**Written request**: Can you quote the records below in full, word for word?

-- BEGIN --

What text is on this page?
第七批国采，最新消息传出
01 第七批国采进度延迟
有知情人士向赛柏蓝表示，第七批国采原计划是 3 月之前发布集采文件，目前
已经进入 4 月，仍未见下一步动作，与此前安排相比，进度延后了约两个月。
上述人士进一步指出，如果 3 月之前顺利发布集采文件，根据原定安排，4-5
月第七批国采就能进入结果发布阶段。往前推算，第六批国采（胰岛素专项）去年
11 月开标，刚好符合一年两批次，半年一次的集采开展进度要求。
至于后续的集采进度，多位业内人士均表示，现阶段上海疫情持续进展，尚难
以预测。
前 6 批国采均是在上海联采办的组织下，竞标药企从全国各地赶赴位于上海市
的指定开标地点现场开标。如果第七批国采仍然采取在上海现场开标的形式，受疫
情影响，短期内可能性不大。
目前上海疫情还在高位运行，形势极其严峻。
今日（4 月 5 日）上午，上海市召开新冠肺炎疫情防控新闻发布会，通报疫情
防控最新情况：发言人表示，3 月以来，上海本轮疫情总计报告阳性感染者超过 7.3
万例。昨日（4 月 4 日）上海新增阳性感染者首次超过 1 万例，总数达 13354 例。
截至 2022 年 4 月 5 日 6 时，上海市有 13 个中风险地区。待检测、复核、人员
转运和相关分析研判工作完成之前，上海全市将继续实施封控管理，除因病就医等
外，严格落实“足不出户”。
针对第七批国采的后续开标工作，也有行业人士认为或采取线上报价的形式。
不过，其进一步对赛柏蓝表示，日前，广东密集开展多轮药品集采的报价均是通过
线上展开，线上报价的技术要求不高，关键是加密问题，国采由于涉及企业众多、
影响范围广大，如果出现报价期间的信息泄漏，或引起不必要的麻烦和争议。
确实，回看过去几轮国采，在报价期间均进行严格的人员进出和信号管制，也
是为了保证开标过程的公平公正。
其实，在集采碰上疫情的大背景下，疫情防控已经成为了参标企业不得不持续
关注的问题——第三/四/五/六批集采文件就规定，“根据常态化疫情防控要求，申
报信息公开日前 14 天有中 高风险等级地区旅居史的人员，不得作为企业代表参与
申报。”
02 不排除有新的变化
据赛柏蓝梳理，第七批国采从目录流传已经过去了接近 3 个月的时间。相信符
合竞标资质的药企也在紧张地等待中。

-- END --

**Solved problem**:
What text is on this page?
第七批国采，最新消息传出
01 第七批国采进度延迟
有知情人士向赛柏蓝表示，第七批国采原计划是 3 月之前发布集采文件，目前
已经进入 4 月，仍未见下一步动作，与此前安排相比，进度延后了约两个月。
上述人士进一步指出，如果 3 月之前顺利发布集采文件，根据原定安排，4-5
月第七批国采就能进入结果发布阶段。往前推算，第六批国采（胰岛素专项）去年
11 月开标，刚好符合一年两批次，半年一次的集采开展进度要求。
至于后续的集采进度，多位业内人士均表示，现阶段上海疫情持续进展，尚难
以预测。
前 6 批国采均是在上海联采办的组织下，竞标药企从全国各地赶赴位于上海市
的指定开标地点现场开标。如果第七批国采仍然采取在上海现场开标的形式，受疫
情影响，短期内可能性不大。
目前上海疫情还在高位运行，形势极其严峻。
今日（4 月 5 日）上午，上海市召开新冠肺炎疫情防控新闻发布会，通报疫情
防控最新情况：发言人表示，3 月以来，上海本轮疫情总计报告阳性感染者超过 7.3
万例。昨日（4 月 4 日）上海新增阳性感染者首次超过 1 万例，总数达 13354 例。
截至 2022 年 4 月 5 日 6 时，上海市有 13 个中风险地区。待检测、复核、人员
转运和相关分析研判工作完成之前，上海全市将继续实施封控管理，除因病就医等
外，严格落实“足不出户”。
针对第七批国采的后续开标工作，也有行业人士认为或采取线上报价的形式。
不过，其进一步对赛柏蓝表示，日前，广东密集开展多轮药品集采的报价均是通过
线上展开，线上报价的技术要求不高，关键是加密问题，国采由于涉及企业众多、
影响范围广大，如果出现报价期间的信息泄漏，或引起不必要的麻烦和争议。
确实，回看过去几轮国采，在报价期间均进行严格的人员进出和信号管制，也
是为了保证开标过程的公平公正。
其实，在集采碰上疫情的大背景下，疫情防控已经成为了参标企业不得不持续
关注的问题——第三/四/五/六批集采文件就规定，“根据常态化疫情防控要求，申
报信息公开日前 14 天有中 高风险等级地区旅居史的人员，不得作为企业代表参与
申报。”
02 不排除有新的变化
据赛柏蓝梳理，第七批国采从目录流传已经过去了接近 3 个月的时间。相信符
合竞标资质的药企也在紧张地等待中。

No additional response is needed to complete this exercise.